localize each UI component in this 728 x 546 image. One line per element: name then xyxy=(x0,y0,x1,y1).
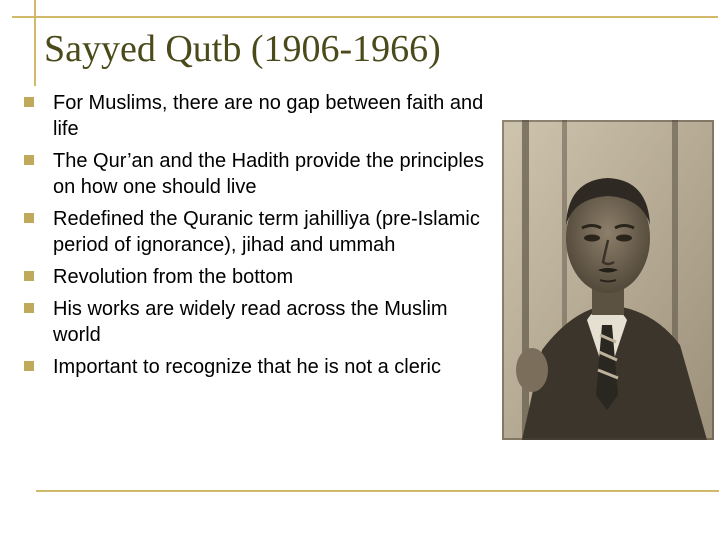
bullet-text: His works are widely read across the Muslim world xyxy=(53,298,448,346)
bullet-item xyxy=(0,264,490,290)
portrait-illustration xyxy=(502,120,714,440)
square-bullet-icon xyxy=(24,361,34,371)
portrait-photo xyxy=(502,120,714,440)
square-bullet-icon xyxy=(24,155,34,165)
square-bullet-icon xyxy=(24,213,34,223)
bullet-text: Redefined the Quranic term jahilliya (pre-Islamic period of ignorance), jihad and ummah xyxy=(53,208,480,256)
square-bullet-icon xyxy=(24,271,34,281)
bullet-item xyxy=(0,296,490,348)
bullet-item xyxy=(0,206,490,258)
bullet-item xyxy=(0,90,490,142)
bullet-text: The Qur’an and the Hadith provide the principles on how one should live xyxy=(53,150,484,198)
bullet-item xyxy=(0,354,490,380)
left-vertical-rule xyxy=(34,0,36,86)
bullet-list xyxy=(0,90,490,386)
bullet-text: Revolution from the bottom xyxy=(53,266,294,288)
bullet-text: Important to recognize that he is not a cleric xyxy=(53,356,441,378)
square-bullet-icon xyxy=(24,303,34,313)
bottom-rule xyxy=(36,490,719,492)
square-bullet-icon xyxy=(24,97,34,107)
top-rule xyxy=(12,16,718,18)
slide-title: Sayyed Qutb (1906-1966) xyxy=(44,28,441,70)
bullet-item xyxy=(0,148,490,200)
bullet-text: For Muslims, there are no gap between faith and life xyxy=(53,92,484,140)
========================================================================
### Task to complete
Copy every line of the material word for word, from the line containing "bullet-text: His works" down to the line containing "bullet-item xyxy=(0,90,490,142)", with both of those lines included.

### Right answer
bullet-text: His works are widely read across the Muslim world xyxy=(53,298,448,346)
bullet-item xyxy=(0,264,490,290)
portrait-illustration xyxy=(502,120,714,440)
square-bullet-icon xyxy=(24,361,34,371)
portrait-photo xyxy=(502,120,714,440)
square-bullet-icon xyxy=(24,155,34,165)
square-bullet-icon xyxy=(24,213,34,223)
bullet-text: Redefined the Quranic term jahilliya (pre-Islamic period of ignorance), jihad and ummah xyxy=(53,208,480,256)
square-bullet-icon xyxy=(24,271,34,281)
bullet-item xyxy=(0,296,490,348)
bullet-item xyxy=(0,206,490,258)
bullet-item xyxy=(0,90,490,142)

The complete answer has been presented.